Scan the listing below for the word "Thread" and state how many lines hold it. Write nothing but the number.

- Saved entries
________________________________________

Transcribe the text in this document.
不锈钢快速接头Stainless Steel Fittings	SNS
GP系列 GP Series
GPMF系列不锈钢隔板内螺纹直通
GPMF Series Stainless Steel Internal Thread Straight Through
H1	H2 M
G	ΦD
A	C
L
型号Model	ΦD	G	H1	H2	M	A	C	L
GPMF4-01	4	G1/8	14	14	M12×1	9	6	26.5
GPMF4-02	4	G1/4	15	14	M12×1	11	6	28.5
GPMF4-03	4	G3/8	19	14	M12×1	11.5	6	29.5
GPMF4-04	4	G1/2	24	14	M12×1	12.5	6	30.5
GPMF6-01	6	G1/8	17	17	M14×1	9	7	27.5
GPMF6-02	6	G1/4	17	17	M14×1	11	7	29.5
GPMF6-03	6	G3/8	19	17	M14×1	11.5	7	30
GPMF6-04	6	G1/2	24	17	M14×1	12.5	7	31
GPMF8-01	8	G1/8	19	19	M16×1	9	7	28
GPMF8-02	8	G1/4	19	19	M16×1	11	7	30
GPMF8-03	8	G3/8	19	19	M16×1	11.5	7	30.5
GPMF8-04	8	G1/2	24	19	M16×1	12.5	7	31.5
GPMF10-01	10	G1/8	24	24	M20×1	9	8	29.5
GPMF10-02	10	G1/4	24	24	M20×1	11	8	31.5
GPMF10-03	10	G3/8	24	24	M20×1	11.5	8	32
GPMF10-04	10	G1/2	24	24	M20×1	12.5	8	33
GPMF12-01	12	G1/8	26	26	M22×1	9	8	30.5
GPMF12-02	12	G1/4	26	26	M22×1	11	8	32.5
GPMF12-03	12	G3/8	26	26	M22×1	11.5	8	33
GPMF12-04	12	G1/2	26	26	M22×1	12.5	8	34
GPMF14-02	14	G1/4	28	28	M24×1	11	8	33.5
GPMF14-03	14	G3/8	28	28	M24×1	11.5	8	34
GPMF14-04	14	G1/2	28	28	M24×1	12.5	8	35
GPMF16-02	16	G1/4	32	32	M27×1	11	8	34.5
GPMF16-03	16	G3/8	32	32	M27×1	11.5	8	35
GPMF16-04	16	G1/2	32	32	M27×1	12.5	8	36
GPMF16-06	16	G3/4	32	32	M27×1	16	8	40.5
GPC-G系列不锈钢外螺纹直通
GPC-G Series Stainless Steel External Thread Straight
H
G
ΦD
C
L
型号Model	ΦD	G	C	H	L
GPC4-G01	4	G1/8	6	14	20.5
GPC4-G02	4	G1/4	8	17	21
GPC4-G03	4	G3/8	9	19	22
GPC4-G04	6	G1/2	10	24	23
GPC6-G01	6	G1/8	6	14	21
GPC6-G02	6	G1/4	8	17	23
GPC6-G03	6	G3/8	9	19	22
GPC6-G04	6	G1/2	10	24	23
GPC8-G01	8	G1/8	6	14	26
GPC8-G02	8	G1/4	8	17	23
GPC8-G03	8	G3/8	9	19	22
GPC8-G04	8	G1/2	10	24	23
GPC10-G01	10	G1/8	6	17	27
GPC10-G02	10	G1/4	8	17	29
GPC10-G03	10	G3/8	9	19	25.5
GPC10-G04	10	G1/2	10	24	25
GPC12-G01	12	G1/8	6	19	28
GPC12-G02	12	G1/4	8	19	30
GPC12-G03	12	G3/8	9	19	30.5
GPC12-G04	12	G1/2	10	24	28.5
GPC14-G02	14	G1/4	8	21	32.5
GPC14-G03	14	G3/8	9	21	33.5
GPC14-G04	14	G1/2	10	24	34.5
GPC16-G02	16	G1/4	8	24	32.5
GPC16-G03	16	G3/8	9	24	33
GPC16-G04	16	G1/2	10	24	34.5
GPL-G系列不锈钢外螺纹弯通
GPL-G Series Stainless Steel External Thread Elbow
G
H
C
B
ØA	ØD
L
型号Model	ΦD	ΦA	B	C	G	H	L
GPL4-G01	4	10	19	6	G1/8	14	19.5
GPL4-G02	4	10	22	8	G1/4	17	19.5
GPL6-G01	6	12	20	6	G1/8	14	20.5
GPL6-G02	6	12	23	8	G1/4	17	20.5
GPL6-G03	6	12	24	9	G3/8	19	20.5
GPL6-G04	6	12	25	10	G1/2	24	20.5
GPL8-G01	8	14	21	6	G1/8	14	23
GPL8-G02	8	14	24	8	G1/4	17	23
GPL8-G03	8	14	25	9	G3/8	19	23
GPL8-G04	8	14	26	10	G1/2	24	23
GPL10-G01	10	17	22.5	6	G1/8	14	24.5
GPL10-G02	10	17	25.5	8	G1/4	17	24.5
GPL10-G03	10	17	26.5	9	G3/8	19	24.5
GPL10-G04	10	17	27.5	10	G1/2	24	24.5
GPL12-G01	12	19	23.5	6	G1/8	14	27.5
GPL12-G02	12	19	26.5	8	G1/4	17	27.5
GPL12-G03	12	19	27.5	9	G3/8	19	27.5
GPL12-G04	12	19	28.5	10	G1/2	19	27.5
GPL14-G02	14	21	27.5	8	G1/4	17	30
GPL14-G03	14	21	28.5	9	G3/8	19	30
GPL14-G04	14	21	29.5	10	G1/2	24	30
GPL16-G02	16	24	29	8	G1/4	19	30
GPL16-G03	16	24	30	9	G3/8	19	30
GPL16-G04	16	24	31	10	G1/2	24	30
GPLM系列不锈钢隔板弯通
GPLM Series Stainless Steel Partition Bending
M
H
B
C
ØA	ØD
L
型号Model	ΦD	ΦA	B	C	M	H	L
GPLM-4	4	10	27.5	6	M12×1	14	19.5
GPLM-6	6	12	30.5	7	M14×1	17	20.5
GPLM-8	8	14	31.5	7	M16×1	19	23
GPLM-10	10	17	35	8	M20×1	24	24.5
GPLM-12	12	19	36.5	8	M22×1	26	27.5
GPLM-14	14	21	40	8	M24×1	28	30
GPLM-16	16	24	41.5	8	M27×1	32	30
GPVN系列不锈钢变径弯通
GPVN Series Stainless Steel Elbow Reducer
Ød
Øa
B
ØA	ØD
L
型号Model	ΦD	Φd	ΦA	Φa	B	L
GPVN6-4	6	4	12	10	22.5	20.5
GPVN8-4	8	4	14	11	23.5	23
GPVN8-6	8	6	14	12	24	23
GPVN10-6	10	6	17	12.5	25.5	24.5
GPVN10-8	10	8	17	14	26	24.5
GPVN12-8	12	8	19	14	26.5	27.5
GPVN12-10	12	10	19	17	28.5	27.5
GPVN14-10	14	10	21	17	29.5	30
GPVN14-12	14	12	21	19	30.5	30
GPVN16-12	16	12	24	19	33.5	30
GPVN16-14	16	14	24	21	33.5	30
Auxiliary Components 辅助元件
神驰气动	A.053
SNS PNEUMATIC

________________________________________

- THE RESULT
3